[START MATERIAL SHOWN]

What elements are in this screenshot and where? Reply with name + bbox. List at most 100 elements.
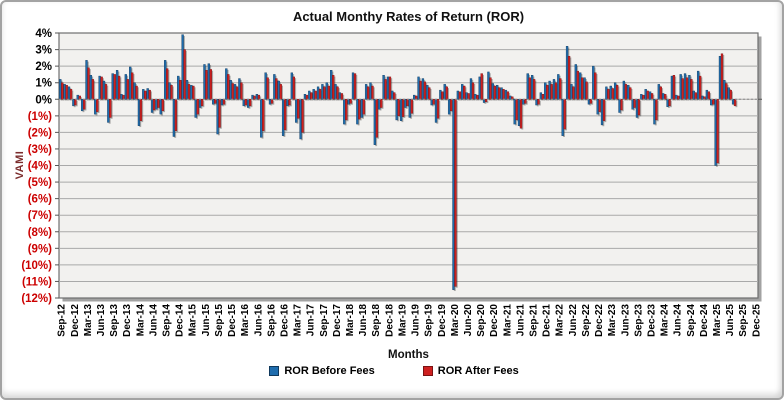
bar-after-fees bbox=[694, 92, 697, 100]
bar-after-fees-shadow bbox=[272, 100, 275, 105]
bar-before-fees bbox=[334, 84, 337, 100]
bar-before-fees bbox=[688, 75, 691, 100]
bar-before-fees bbox=[600, 99, 604, 126]
x-tick-label: Sep-22 bbox=[581, 304, 592, 337]
bar-after-fees bbox=[375, 99, 378, 138]
bar-after-fees bbox=[214, 99, 217, 104]
bar-before-fees bbox=[316, 86, 320, 100]
y-tick-label: (6%) bbox=[28, 194, 52, 206]
bar-before-fees bbox=[67, 86, 71, 100]
bar-before-fees bbox=[640, 94, 643, 100]
bar-after-fees bbox=[139, 99, 143, 121]
bar-after-fees bbox=[620, 99, 623, 111]
bar-after-fees bbox=[91, 79, 95, 100]
bar-after-fees bbox=[594, 72, 597, 100]
bar-after-fees-shadow bbox=[342, 94, 345, 101]
bar-after-fees bbox=[74, 99, 77, 106]
bar-after-fees bbox=[388, 76, 392, 100]
bar-after-fees-shadow bbox=[394, 93, 397, 101]
bar-after-fees bbox=[576, 70, 579, 100]
bar-after-fees bbox=[174, 99, 178, 131]
bar-after-fees bbox=[327, 85, 330, 100]
bar-after-fees bbox=[506, 91, 510, 100]
bar-after-fees-shadow bbox=[447, 88, 449, 101]
bar-before-fees bbox=[133, 82, 136, 100]
bar-before-fees bbox=[587, 99, 591, 105]
bar-after-fees-shadow bbox=[473, 83, 476, 101]
bar-after-fees bbox=[467, 93, 470, 100]
x-tick-label: Mar-22 bbox=[555, 304, 566, 337]
bar-after-fees bbox=[449, 99, 453, 112]
bar-after-fees bbox=[113, 74, 116, 100]
bar-after-fees-shadow bbox=[93, 80, 96, 101]
bar-before-fees bbox=[570, 84, 573, 100]
bar-before-fees bbox=[94, 99, 97, 115]
bar-after-fees bbox=[664, 94, 667, 100]
x-tick-label: Dec-24 bbox=[699, 304, 710, 337]
bar-before-fees bbox=[115, 70, 119, 100]
bar-before-fees bbox=[233, 84, 237, 100]
bar-before-fees bbox=[679, 74, 682, 100]
legend-item-after-fees: ROR After Fees bbox=[422, 365, 519, 377]
bar-after-fees bbox=[87, 67, 90, 100]
bar-after-fees bbox=[428, 87, 431, 100]
bar-before-fees bbox=[434, 99, 438, 123]
bar-after-fees bbox=[148, 89, 151, 100]
bar-after-fees bbox=[532, 79, 536, 100]
bar-before-fees bbox=[526, 73, 529, 100]
bar-after-fees-shadow bbox=[184, 50, 187, 101]
bar-before-fees bbox=[417, 76, 420, 100]
bar-before-fees bbox=[452, 99, 455, 290]
y-tick-label: (9%) bbox=[28, 243, 52, 255]
x-tick-label: Jun-19 bbox=[411, 304, 422, 337]
bar-after-fees bbox=[572, 86, 575, 100]
bar-after-fees bbox=[205, 70, 208, 100]
bar-after-fees bbox=[292, 76, 295, 100]
bar-after-fees-shadow bbox=[211, 70, 214, 101]
bar-before-fees bbox=[308, 90, 311, 100]
bar-after-fees-shadow bbox=[521, 100, 524, 130]
x-tick-label: Dec-20 bbox=[489, 304, 500, 337]
bar-before-fees bbox=[98, 75, 101, 100]
bar-after-fees-shadow bbox=[163, 100, 166, 113]
bar-after-fees-shadow bbox=[263, 100, 266, 133]
bar-before-fees bbox=[80, 99, 84, 112]
bar-after-fees bbox=[541, 94, 545, 100]
bar-before-fees bbox=[347, 99, 350, 105]
bar-after-fees bbox=[393, 92, 396, 100]
bar-after-fees-shadow bbox=[80, 97, 83, 101]
bar-after-fees bbox=[401, 99, 405, 117]
bar-after-fees-shadow bbox=[136, 87, 139, 101]
bar-after-fees bbox=[244, 99, 247, 106]
bar-before-fees bbox=[207, 63, 210, 100]
x-tick-label: Jun-15 bbox=[201, 304, 212, 337]
bar-before-fees bbox=[281, 99, 285, 136]
x-tick-label: Sep-13 bbox=[109, 304, 120, 337]
bar-after-fees-shadow bbox=[617, 86, 620, 101]
bar-before-fees bbox=[76, 94, 79, 100]
bar-before-fees bbox=[395, 99, 398, 121]
bar-after-fees-shadow bbox=[722, 55, 725, 101]
bar-after-fees-shadow bbox=[486, 100, 489, 104]
bar-after-fees-shadow bbox=[289, 100, 292, 107]
bar-after-fees bbox=[493, 85, 496, 100]
bar-after-fees-shadow bbox=[604, 100, 607, 123]
bar-after-fees bbox=[690, 79, 693, 100]
bar-before-fees bbox=[286, 99, 289, 107]
x-tick-label: Sep-19 bbox=[424, 304, 435, 337]
bar-after-fees bbox=[288, 99, 291, 106]
bar-before-fees bbox=[683, 73, 687, 100]
legend-label-after-fees: ROR After Fees bbox=[437, 365, 519, 377]
bar-after-fees bbox=[345, 99, 348, 121]
bar-before-fees bbox=[670, 75, 674, 100]
bar-before-fees bbox=[107, 99, 110, 123]
bar-before-fees bbox=[544, 82, 547, 100]
bar-after-fees bbox=[183, 49, 186, 100]
bar-after-fees-shadow bbox=[525, 100, 528, 105]
y-tick-label: (3%) bbox=[28, 144, 52, 156]
x-tick-label: Dec-13 bbox=[122, 304, 133, 337]
bar-after-fees bbox=[279, 84, 282, 100]
bar-after-fees bbox=[104, 84, 108, 100]
bar-after-fees-shadow bbox=[171, 86, 174, 101]
bar-after-fees bbox=[61, 82, 64, 100]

[END MATERIAL SHOWN]

*DIRECTIVE*
Reproduce all of the material above line for line, without changing anything. Leave the pictures out of your reply.

*PROBLEM SOLUTION*
What elements are in this screenshot and where? Reply with name + bbox. List at most 100 elements.
bar-after-fees bbox=[694, 92, 697, 100]
bar-after-fees-shadow bbox=[272, 100, 275, 105]
bar-before-fees bbox=[334, 84, 337, 100]
bar-before-fees bbox=[688, 75, 691, 100]
bar-before-fees bbox=[600, 99, 604, 126]
x-tick-label: Sep-22 bbox=[581, 304, 592, 337]
bar-after-fees bbox=[375, 99, 378, 138]
bar-after-fees bbox=[214, 99, 217, 104]
bar-before-fees bbox=[316, 86, 320, 100]
y-tick-label: (6%) bbox=[28, 194, 52, 206]
bar-before-fees bbox=[67, 86, 71, 100]
bar-before-fees bbox=[640, 94, 643, 100]
bar-after-fees bbox=[139, 99, 143, 121]
bar-after-fees bbox=[620, 99, 623, 111]
bar-after-fees bbox=[91, 79, 95, 100]
bar-after-fees bbox=[594, 72, 597, 100]
bar-after-fees-shadow bbox=[342, 94, 345, 101]
bar-after-fees bbox=[74, 99, 77, 106]
bar-after-fees bbox=[388, 76, 392, 100]
bar-after-fees-shadow bbox=[394, 93, 397, 101]
bar-after-fees bbox=[576, 70, 579, 100]
bar-after-fees bbox=[174, 99, 178, 131]
bar-after-fees bbox=[327, 85, 330, 100]
bar-after-fees bbox=[506, 91, 510, 100]
bar-after-fees-shadow bbox=[447, 88, 449, 101]
bar-before-fees bbox=[133, 82, 136, 100]
bar-before-fees bbox=[587, 99, 591, 105]
bar-after-fees-shadow bbox=[473, 83, 476, 101]
bar-after-fees bbox=[467, 93, 470, 100]
x-tick-label: Mar-22 bbox=[555, 304, 566, 337]
bar-after-fees bbox=[449, 99, 453, 112]
bar-after-fees bbox=[113, 74, 116, 100]
bar-after-fees-shadow bbox=[93, 80, 96, 101]
bar-before-fees bbox=[570, 84, 573, 100]
bar-before-fees bbox=[94, 99, 97, 115]
bar-after-fees bbox=[664, 94, 667, 100]
x-tick-label: Dec-24 bbox=[699, 304, 710, 337]
bar-before-fees bbox=[115, 70, 119, 100]
bar-before-fees bbox=[233, 84, 237, 100]
bar-before-fees bbox=[679, 74, 682, 100]
legend-item-after-fees: ROR After Fees bbox=[422, 365, 519, 377]
bar-after-fees bbox=[87, 67, 90, 100]
bar-after-fees bbox=[428, 87, 431, 100]
bar-before-fees bbox=[434, 99, 438, 123]
bar-after-fees bbox=[148, 89, 151, 100]
bar-after-fees bbox=[532, 79, 536, 100]
bar-before-fees bbox=[526, 73, 529, 100]
bar-after-fees-shadow bbox=[184, 50, 187, 101]
bar-before-fees bbox=[417, 76, 420, 100]
bar-before-fees bbox=[452, 99, 455, 290]
y-tick-label: (9%) bbox=[28, 243, 52, 255]
x-tick-label: Jun-19 bbox=[411, 304, 422, 337]
bar-after-fees bbox=[572, 86, 575, 100]
bar-after-fees bbox=[205, 70, 208, 100]
bar-after-fees bbox=[292, 76, 295, 100]
bar-after-fees-shadow bbox=[211, 70, 214, 101]
bar-before-fees bbox=[308, 90, 311, 100]
bar-after-fees-shadow bbox=[521, 100, 524, 130]
x-tick-label: Dec-20 bbox=[489, 304, 500, 337]
bar-before-fees bbox=[98, 75, 101, 100]
bar-after-fees-shadow bbox=[163, 100, 166, 113]
bar-after-fees-shadow bbox=[263, 100, 266, 133]
bar-before-fees bbox=[80, 99, 84, 112]
bar-after-fees bbox=[541, 94, 545, 100]
bar-before-fees bbox=[347, 99, 350, 105]
bar-after-fees bbox=[393, 92, 396, 100]
bar-after-fees-shadow bbox=[80, 97, 83, 101]
bar-after-fees bbox=[401, 99, 405, 117]
bar-after-fees-shadow bbox=[136, 87, 139, 101]
bar-after-fees bbox=[244, 99, 247, 106]
bar-before-fees bbox=[207, 63, 210, 100]
x-tick-label: Jun-15 bbox=[201, 304, 212, 337]
bar-before-fees bbox=[281, 99, 285, 136]
x-tick-label: Sep-13 bbox=[109, 304, 120, 337]
bar-after-fees-shadow bbox=[617, 86, 620, 101]
bar-before-fees bbox=[76, 94, 79, 100]
bar-before-fees bbox=[395, 99, 398, 121]
bar-after-fees-shadow bbox=[722, 55, 725, 101]
bar-after-fees-shadow bbox=[486, 100, 489, 104]
bar-after-fees-shadow bbox=[289, 100, 292, 107]
bar-after-fees bbox=[493, 85, 496, 100]
bar-after-fees-shadow bbox=[604, 100, 607, 123]
bar-after-fees bbox=[690, 79, 693, 100]
bar-before-fees bbox=[286, 99, 289, 107]
x-tick-label: Sep-19 bbox=[424, 304, 435, 337]
bar-after-fees bbox=[288, 99, 291, 106]
bar-before-fees bbox=[683, 73, 687, 100]
legend-label-after-fees: ROR After Fees bbox=[437, 365, 519, 377]
bar-after-fees bbox=[345, 99, 348, 121]
bar-before-fees bbox=[670, 75, 674, 100]
bar-before-fees bbox=[107, 99, 110, 123]
bar-before-fees bbox=[544, 82, 547, 100]
bar-after-fees bbox=[183, 49, 186, 100]
bar-after-fees-shadow bbox=[525, 100, 528, 105]
y-tick-label: (3%) bbox=[28, 144, 52, 156]
x-tick-label: Dec-13 bbox=[122, 304, 133, 337]
bar-after-fees bbox=[279, 84, 282, 100]
bar-after-fees bbox=[104, 84, 108, 100]
bar-after-fees-shadow bbox=[171, 86, 174, 101]
bar-after-fees bbox=[61, 82, 64, 100]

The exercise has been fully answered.